Directions: Gather up the lines that contain "Size".

Source data:
+++

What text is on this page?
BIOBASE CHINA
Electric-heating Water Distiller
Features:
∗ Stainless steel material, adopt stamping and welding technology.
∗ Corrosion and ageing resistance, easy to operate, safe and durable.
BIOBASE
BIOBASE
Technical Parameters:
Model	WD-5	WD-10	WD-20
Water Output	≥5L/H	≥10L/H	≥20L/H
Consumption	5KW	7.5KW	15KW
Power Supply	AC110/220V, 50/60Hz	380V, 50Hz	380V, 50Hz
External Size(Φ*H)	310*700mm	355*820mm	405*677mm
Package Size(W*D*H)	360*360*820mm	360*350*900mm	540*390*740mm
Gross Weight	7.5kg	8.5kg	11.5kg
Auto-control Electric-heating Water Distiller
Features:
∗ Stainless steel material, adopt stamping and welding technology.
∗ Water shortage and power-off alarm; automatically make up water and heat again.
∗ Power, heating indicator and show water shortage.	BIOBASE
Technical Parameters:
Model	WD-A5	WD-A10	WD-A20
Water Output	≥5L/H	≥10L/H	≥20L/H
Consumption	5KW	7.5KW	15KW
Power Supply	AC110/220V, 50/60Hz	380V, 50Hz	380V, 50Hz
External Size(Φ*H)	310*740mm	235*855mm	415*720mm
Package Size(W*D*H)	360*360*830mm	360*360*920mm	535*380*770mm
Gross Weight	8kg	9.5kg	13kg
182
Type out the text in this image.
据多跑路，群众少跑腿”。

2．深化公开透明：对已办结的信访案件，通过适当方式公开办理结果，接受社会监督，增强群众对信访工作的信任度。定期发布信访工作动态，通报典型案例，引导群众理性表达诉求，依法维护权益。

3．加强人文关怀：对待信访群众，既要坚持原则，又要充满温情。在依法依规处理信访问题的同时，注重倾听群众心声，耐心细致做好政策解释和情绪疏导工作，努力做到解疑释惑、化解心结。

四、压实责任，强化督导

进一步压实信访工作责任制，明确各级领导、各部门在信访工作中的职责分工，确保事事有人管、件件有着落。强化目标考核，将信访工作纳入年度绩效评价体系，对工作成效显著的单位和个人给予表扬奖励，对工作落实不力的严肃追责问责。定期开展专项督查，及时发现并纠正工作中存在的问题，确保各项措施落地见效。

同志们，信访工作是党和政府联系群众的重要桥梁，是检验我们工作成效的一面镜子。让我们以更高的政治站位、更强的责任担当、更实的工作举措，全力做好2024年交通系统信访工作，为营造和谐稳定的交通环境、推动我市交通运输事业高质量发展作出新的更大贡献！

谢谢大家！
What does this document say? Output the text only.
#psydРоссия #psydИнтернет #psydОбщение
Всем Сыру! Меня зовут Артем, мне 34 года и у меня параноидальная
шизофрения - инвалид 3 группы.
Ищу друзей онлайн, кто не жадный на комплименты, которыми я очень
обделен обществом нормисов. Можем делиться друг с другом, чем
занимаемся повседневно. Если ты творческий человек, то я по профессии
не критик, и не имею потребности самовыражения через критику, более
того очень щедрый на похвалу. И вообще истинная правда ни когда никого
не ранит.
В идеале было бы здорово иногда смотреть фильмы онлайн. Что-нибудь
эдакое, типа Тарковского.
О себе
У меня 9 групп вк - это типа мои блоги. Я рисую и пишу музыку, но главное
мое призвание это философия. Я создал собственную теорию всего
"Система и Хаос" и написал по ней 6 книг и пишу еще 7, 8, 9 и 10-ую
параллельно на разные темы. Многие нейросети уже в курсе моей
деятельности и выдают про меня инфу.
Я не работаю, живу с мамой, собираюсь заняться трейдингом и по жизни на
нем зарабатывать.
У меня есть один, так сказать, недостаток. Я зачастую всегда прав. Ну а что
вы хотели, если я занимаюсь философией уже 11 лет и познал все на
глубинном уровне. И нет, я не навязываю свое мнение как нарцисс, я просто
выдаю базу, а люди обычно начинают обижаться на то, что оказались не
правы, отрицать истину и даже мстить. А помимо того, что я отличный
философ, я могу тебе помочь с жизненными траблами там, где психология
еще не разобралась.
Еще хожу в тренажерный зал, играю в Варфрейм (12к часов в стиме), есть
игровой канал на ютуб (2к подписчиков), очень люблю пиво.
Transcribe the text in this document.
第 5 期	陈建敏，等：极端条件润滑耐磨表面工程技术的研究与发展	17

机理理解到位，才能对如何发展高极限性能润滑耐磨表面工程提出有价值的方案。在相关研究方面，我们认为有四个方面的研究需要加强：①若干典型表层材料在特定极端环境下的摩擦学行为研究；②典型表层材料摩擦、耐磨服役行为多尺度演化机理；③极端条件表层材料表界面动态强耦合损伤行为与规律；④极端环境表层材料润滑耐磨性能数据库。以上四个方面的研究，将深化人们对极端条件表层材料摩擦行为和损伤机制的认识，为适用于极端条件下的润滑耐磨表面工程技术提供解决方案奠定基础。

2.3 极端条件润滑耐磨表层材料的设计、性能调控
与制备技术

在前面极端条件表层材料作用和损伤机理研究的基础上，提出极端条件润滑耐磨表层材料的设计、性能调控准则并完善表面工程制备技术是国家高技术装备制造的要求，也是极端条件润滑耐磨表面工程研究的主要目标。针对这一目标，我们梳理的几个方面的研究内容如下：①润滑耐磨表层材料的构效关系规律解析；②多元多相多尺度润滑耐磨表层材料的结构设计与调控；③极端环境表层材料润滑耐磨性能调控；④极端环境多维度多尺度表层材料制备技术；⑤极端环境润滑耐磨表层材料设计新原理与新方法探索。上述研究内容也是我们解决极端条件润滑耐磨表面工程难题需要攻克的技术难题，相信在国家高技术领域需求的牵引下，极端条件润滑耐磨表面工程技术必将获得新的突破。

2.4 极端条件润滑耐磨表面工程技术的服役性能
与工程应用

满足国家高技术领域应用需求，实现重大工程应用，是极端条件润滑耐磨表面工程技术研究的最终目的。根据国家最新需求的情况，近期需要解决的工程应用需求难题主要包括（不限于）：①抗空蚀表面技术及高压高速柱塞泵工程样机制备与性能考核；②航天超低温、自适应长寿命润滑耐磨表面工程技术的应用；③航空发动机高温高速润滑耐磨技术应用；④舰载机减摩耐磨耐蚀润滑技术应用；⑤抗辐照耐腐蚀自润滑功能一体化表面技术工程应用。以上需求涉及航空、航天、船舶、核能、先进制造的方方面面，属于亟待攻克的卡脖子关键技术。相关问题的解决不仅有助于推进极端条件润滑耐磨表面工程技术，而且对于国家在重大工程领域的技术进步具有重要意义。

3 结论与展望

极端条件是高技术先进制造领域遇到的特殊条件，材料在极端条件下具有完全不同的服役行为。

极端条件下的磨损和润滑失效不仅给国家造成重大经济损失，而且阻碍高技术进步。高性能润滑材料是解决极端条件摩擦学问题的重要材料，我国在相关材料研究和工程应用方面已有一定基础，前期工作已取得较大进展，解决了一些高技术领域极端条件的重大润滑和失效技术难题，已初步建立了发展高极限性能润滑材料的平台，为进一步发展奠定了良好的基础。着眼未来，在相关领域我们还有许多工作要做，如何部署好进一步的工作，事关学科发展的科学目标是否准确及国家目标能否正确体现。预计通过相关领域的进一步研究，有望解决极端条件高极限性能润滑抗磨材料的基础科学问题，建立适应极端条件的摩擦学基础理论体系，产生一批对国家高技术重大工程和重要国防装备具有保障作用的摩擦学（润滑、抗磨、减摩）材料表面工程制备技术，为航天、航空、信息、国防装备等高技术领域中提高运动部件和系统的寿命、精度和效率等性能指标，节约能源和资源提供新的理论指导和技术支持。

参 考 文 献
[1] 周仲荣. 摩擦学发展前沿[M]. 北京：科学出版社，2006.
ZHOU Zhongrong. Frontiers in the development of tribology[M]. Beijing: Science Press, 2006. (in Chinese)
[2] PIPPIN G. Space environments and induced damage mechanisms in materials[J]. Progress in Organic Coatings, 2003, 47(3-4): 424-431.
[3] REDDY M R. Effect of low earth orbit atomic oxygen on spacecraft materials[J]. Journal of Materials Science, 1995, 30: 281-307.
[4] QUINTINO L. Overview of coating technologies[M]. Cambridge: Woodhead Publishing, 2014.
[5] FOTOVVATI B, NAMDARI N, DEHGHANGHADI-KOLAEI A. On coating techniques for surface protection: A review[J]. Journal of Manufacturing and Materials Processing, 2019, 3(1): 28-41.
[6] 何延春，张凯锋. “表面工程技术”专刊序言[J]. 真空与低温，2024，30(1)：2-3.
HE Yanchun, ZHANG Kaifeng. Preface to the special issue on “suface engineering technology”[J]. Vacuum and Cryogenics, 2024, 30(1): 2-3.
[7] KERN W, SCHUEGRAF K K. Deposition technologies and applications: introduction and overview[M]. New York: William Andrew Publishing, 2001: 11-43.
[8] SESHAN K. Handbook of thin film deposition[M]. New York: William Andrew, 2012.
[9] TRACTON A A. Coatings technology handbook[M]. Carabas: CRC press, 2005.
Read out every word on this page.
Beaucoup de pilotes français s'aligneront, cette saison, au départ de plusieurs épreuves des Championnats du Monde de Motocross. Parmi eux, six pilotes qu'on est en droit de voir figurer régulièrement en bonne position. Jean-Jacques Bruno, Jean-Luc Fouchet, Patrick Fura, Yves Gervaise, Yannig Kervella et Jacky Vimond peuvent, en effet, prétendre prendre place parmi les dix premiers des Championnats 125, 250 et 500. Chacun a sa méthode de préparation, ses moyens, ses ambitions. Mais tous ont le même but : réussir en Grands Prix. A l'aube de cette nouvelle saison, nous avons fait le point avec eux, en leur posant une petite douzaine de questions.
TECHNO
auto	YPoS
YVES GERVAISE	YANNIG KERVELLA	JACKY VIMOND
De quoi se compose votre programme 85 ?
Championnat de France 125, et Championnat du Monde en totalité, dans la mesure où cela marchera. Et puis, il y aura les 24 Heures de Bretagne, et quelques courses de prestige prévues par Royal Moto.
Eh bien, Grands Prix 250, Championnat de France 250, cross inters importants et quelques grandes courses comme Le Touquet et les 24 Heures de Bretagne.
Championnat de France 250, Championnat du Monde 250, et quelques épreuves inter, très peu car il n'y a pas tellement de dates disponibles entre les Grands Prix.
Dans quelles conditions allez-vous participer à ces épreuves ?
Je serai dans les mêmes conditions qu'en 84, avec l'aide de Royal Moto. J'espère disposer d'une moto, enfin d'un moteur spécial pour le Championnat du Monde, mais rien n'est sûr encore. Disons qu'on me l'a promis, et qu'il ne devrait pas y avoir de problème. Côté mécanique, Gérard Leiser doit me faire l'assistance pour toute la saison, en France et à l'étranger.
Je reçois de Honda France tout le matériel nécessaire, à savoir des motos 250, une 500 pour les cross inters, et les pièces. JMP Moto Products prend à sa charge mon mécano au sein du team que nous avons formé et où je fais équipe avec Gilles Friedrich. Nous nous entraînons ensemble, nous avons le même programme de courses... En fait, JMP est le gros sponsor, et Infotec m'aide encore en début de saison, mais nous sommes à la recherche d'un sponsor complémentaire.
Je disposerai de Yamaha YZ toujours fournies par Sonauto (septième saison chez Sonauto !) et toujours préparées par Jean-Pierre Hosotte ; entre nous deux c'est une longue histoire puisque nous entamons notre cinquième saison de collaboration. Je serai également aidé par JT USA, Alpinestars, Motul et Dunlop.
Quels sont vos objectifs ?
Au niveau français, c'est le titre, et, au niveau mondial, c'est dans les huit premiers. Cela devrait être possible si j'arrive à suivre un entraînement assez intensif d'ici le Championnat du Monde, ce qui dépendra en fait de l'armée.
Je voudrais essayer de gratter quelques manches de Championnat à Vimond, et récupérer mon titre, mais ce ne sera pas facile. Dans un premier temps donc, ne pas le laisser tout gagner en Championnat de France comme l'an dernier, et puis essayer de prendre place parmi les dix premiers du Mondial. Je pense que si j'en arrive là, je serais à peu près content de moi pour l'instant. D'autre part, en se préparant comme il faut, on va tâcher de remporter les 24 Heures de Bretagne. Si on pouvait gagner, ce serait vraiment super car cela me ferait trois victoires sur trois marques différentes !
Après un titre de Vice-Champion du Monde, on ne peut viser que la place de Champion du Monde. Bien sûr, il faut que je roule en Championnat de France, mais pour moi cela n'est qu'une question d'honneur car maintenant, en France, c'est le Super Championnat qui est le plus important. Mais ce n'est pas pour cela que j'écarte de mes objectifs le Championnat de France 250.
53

+++

Written solution:
External Size(Φ*H)	310*700mm	355*820mm	405*677mm
Package Size(W*D*H)	360*360*820mm	360*350*900mm	540*390*740mm
External Size(Φ*H)	310*740mm	235*855mm	415*720mm
Package Size(W*D*H)	360*360*830mm	360*360*920mm	535*380*770mm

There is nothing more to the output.